*What is expected*:
Lines that include the word "Скоротили" are the ones to copy.

┄┄┄┄┄┄

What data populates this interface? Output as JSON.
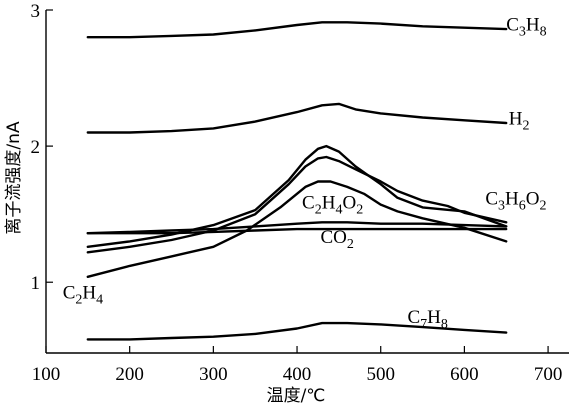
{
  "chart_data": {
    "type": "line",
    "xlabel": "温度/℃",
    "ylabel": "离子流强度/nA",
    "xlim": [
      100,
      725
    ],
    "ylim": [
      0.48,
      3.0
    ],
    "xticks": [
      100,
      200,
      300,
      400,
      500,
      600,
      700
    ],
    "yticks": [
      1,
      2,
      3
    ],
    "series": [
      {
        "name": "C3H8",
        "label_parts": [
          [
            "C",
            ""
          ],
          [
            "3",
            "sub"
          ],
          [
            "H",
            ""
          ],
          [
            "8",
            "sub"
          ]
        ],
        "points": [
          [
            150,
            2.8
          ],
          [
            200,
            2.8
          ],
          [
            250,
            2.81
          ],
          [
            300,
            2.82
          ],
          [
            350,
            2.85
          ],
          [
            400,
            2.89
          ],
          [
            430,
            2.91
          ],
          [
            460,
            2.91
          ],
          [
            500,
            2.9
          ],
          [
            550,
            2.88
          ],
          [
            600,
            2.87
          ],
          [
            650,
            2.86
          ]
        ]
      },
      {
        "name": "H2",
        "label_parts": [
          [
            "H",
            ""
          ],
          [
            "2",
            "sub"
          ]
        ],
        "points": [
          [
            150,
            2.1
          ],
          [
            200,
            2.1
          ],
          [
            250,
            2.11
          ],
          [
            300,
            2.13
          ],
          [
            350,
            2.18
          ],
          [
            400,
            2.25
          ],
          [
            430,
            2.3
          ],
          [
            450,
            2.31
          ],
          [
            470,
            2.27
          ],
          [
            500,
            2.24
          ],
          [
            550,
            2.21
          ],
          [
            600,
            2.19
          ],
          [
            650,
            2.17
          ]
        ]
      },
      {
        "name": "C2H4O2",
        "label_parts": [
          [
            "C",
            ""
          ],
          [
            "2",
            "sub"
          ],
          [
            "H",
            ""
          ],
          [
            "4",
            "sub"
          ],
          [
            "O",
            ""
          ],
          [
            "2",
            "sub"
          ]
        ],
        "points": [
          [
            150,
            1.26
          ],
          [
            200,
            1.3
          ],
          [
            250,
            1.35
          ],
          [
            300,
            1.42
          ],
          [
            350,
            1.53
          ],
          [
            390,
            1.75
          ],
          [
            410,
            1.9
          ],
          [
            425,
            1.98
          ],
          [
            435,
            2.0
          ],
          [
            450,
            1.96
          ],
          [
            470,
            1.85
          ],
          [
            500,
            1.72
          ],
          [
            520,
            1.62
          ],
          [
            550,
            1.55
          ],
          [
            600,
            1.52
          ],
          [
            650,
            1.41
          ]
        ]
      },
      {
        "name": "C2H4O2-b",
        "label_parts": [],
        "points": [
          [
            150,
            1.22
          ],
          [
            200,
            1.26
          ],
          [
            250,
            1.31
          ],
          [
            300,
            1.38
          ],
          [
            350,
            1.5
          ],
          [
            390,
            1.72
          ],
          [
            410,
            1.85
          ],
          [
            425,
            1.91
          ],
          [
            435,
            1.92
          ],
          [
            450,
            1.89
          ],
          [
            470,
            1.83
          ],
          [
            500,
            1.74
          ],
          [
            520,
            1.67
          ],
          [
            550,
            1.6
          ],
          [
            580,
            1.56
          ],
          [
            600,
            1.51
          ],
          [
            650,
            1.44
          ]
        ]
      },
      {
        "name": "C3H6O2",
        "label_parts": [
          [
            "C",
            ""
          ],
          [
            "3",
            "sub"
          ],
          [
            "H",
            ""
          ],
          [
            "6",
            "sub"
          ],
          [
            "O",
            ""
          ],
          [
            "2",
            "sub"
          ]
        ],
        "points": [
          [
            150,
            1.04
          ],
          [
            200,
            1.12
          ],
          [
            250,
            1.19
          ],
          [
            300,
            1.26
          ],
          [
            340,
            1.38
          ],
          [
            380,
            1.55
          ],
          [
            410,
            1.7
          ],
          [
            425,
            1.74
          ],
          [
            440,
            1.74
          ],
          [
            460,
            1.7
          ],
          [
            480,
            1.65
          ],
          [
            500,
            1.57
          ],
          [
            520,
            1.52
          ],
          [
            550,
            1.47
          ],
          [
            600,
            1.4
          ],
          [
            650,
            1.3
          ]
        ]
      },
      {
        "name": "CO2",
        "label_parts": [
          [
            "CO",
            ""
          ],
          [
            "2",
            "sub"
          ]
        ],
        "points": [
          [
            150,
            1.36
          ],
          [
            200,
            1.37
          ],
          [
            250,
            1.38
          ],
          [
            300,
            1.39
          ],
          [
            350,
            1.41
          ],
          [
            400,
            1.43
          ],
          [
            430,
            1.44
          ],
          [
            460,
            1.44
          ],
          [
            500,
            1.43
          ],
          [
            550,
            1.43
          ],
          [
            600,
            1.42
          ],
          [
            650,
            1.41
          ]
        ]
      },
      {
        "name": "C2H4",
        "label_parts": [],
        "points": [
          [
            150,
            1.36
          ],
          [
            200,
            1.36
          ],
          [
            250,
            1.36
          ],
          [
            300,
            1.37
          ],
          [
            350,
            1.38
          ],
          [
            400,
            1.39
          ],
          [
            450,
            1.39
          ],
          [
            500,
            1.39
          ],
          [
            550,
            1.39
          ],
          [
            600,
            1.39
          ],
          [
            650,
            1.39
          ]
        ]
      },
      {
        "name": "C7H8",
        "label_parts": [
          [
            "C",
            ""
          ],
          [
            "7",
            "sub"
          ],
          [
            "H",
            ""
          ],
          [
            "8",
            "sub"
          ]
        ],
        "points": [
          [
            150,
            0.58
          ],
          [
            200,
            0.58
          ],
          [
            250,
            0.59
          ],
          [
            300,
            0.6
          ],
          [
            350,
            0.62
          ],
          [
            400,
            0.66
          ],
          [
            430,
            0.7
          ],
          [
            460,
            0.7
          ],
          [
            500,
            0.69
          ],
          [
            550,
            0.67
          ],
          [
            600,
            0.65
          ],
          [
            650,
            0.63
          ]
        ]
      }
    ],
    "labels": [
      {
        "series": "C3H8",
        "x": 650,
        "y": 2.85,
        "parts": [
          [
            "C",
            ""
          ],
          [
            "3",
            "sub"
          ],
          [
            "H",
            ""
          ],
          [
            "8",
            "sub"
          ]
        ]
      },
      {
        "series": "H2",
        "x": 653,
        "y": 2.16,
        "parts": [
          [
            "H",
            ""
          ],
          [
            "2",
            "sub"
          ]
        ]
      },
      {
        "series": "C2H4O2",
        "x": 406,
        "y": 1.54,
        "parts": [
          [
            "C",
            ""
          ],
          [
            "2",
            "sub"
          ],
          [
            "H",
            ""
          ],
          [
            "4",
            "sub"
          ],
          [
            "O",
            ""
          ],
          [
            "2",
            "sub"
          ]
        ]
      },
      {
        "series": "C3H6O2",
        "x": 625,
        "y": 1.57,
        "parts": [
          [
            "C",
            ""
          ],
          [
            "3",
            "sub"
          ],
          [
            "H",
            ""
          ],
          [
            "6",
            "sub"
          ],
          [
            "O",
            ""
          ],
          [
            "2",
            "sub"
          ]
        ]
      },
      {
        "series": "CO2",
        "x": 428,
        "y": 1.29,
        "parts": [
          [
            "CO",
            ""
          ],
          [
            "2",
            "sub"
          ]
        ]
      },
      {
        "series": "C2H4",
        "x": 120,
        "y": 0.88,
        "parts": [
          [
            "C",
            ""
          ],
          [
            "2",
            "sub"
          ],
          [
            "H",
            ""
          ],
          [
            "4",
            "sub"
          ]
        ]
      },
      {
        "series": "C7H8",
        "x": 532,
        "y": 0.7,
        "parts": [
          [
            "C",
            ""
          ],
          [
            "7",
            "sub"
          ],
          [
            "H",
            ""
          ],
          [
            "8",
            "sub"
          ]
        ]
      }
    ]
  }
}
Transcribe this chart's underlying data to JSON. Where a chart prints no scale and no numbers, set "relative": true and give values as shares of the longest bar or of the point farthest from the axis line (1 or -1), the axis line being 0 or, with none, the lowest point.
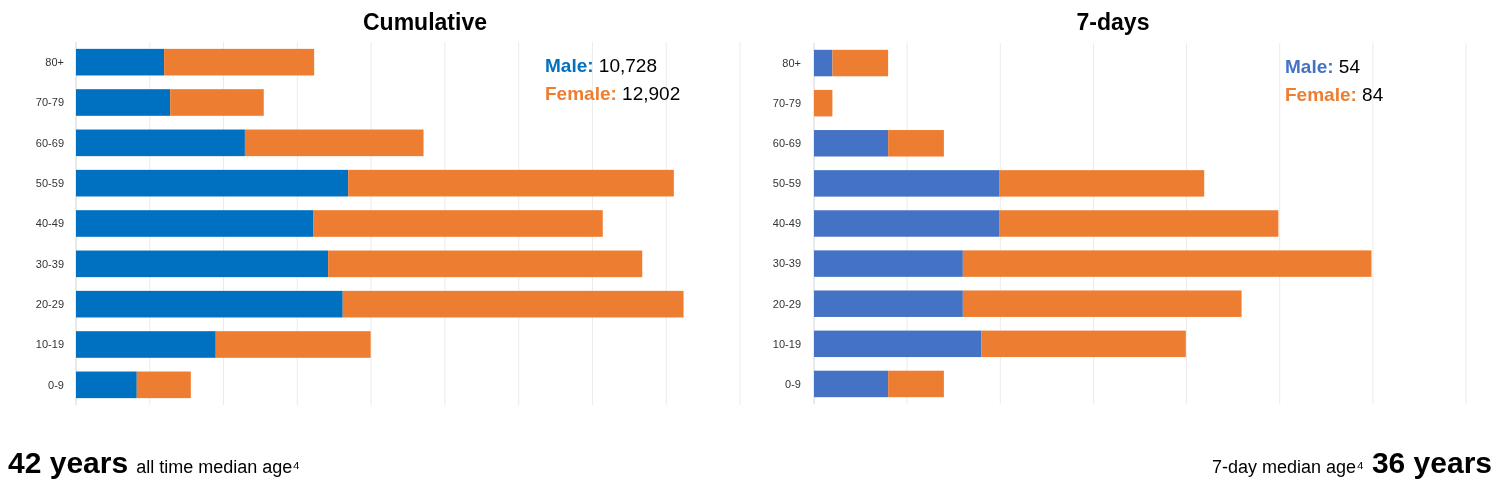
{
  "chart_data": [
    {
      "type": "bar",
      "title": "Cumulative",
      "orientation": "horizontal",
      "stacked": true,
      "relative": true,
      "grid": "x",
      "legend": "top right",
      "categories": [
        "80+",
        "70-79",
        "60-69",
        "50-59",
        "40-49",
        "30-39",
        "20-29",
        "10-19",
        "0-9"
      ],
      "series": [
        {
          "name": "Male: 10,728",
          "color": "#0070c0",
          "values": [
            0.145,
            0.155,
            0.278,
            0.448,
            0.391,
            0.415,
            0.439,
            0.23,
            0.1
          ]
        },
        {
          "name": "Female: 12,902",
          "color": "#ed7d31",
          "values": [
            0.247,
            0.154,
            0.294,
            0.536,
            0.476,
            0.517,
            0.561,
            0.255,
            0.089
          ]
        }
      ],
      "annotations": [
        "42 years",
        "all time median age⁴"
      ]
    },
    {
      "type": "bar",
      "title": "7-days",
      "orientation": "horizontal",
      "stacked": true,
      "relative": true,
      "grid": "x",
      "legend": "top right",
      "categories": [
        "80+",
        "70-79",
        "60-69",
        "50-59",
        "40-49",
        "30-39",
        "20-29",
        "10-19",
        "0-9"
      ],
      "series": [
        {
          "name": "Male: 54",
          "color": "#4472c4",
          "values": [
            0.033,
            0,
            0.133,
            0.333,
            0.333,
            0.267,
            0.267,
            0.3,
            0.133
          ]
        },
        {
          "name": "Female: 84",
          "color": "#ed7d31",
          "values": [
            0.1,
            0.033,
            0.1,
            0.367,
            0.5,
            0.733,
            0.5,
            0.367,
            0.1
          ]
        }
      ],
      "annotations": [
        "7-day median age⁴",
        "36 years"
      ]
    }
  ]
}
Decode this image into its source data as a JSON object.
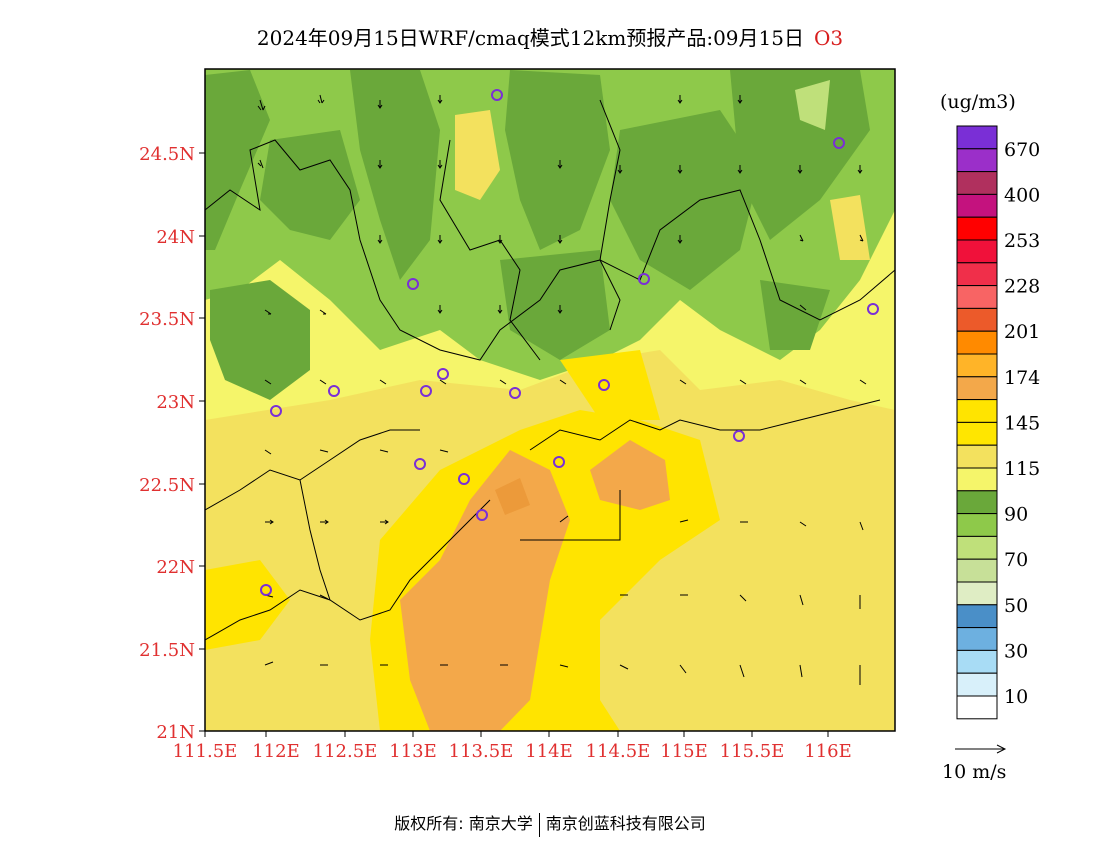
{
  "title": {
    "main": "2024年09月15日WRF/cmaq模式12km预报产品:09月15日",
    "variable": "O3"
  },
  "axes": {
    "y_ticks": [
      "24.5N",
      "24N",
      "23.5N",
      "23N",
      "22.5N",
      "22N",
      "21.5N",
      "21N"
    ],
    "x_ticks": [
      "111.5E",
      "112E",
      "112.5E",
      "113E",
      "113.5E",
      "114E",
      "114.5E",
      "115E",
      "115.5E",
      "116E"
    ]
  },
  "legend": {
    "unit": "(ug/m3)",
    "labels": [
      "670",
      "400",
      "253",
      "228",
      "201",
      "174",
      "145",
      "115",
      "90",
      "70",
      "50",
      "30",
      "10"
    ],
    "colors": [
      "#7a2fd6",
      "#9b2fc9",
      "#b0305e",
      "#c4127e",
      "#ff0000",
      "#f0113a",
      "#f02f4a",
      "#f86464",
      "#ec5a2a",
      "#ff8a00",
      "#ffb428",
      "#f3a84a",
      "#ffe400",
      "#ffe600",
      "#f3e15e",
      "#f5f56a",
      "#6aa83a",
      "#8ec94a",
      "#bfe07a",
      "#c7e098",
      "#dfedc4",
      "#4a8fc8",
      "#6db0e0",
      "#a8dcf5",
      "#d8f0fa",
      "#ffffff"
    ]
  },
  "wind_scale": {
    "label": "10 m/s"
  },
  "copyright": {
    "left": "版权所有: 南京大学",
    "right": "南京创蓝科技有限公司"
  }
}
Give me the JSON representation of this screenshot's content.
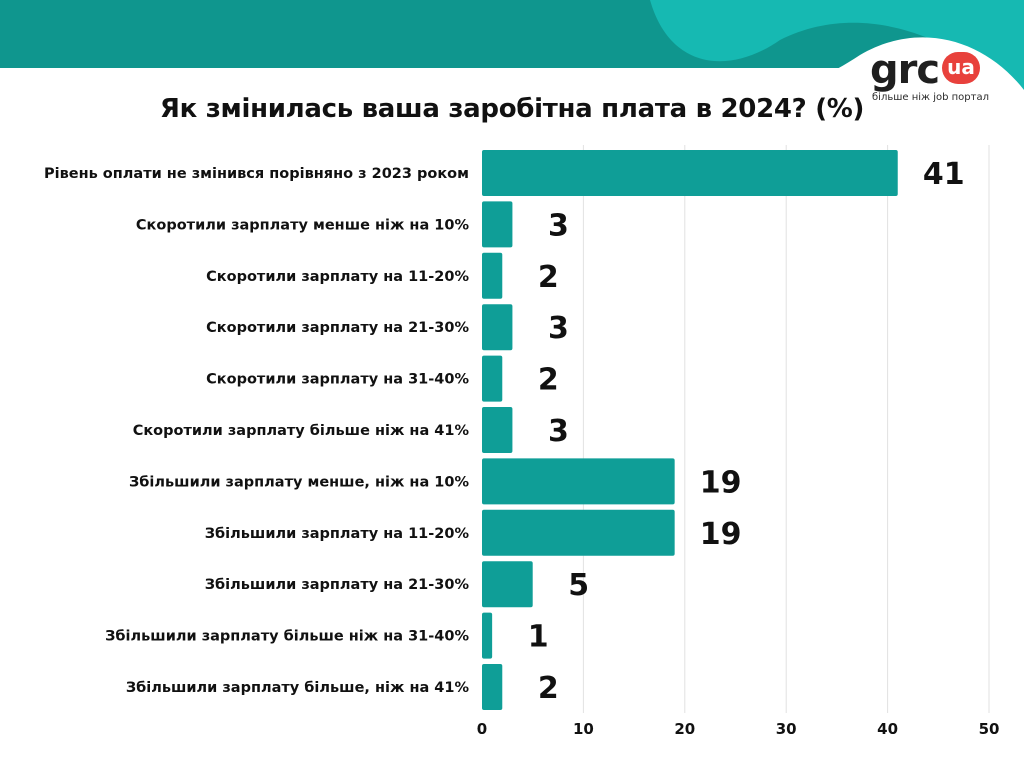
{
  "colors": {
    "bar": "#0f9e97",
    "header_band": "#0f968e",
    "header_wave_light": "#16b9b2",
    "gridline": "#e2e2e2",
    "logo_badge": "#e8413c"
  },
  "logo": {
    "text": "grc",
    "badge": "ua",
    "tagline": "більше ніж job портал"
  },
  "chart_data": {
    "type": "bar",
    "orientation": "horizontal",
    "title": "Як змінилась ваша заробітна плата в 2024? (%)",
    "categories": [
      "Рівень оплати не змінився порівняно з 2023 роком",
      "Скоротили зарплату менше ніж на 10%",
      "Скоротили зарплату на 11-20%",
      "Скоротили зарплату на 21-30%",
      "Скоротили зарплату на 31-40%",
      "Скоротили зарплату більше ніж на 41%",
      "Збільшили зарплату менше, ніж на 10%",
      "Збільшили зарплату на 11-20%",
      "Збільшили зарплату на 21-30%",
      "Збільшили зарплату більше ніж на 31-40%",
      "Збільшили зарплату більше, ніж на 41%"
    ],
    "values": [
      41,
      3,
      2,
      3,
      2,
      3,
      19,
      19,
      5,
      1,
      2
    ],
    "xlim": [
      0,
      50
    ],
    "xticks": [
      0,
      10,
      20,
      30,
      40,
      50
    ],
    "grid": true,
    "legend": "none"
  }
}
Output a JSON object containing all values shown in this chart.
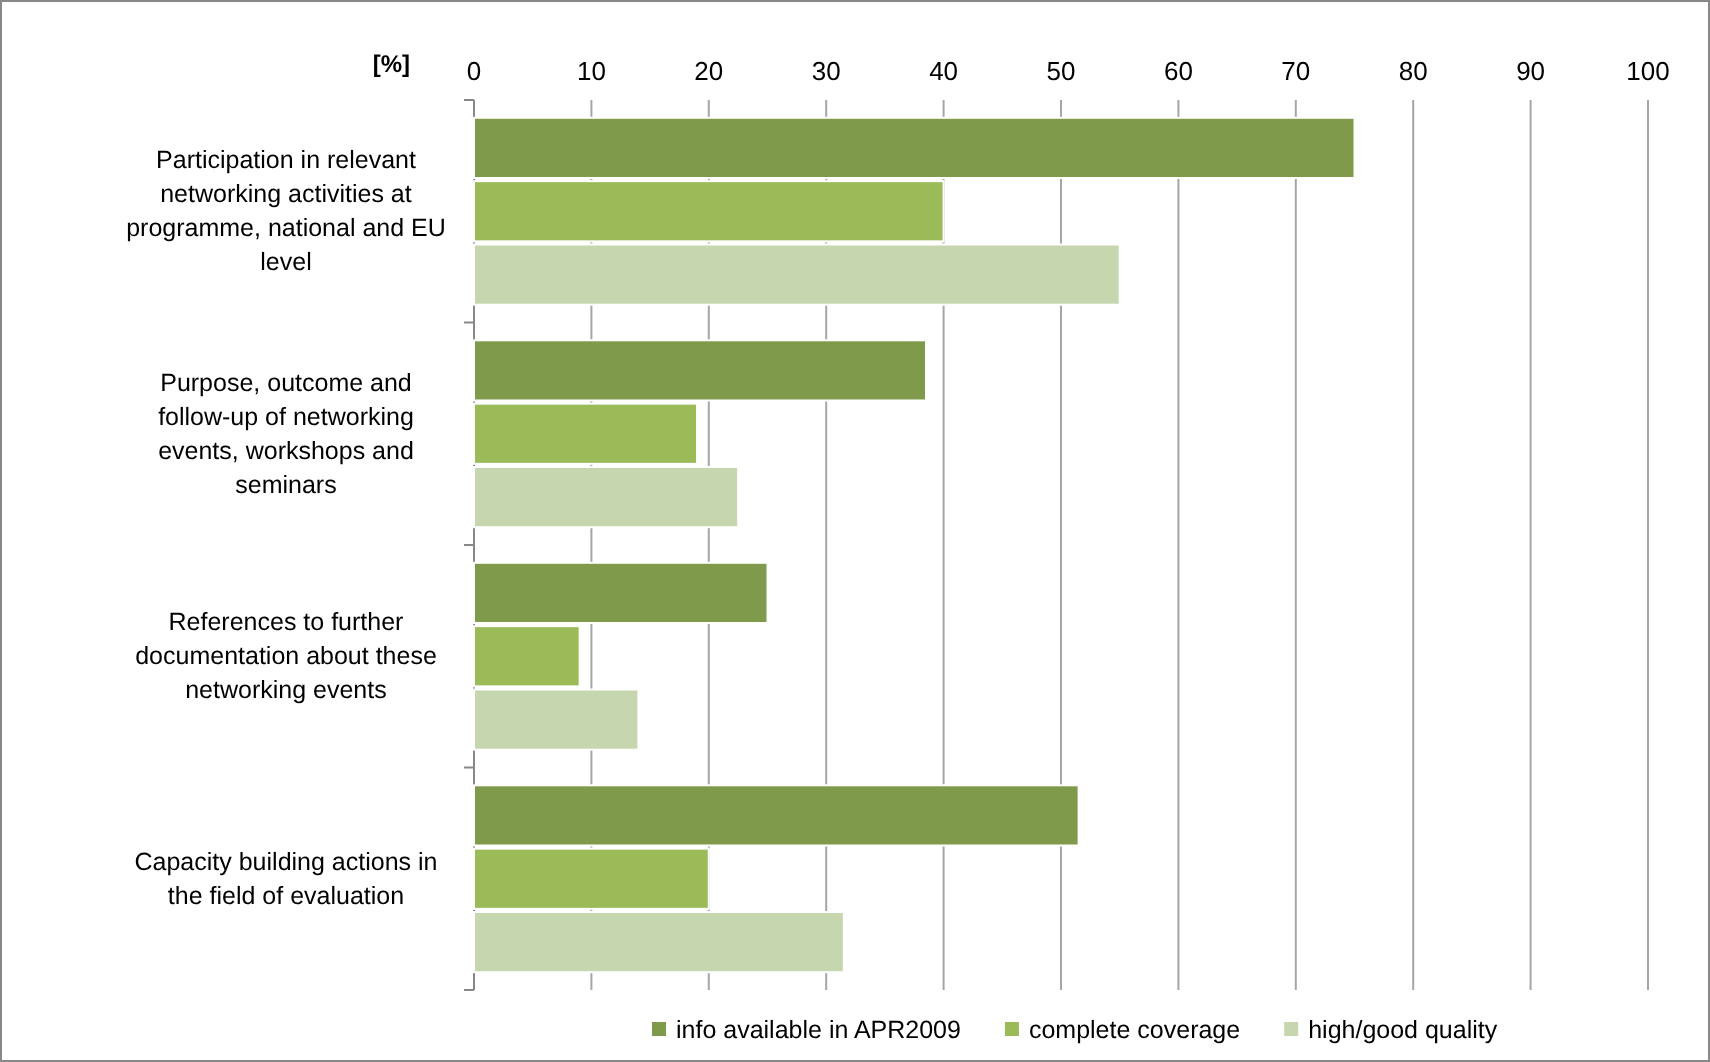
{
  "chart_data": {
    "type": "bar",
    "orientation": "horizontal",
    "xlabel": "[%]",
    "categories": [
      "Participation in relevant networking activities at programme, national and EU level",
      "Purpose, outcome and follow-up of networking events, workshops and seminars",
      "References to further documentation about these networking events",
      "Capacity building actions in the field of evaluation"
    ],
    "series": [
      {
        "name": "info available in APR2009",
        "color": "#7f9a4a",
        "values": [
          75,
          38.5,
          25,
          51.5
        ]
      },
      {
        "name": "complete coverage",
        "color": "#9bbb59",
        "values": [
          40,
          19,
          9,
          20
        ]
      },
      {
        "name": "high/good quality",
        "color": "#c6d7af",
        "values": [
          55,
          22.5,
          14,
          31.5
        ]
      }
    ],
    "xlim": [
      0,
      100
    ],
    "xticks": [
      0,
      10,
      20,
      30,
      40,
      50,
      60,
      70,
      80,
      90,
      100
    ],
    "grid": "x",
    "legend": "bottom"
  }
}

┄┄┄┄┄┄

*The solution*:
      "Скоротили зарплату менше ніж на 10%",
      "Скоротили зарплату на 11-20%",
      "Скоротили зарплату на 21-30%",
      "Скоротили зарплату на 31-40%",
      "Скоротили зарплату більше ніж на 41%",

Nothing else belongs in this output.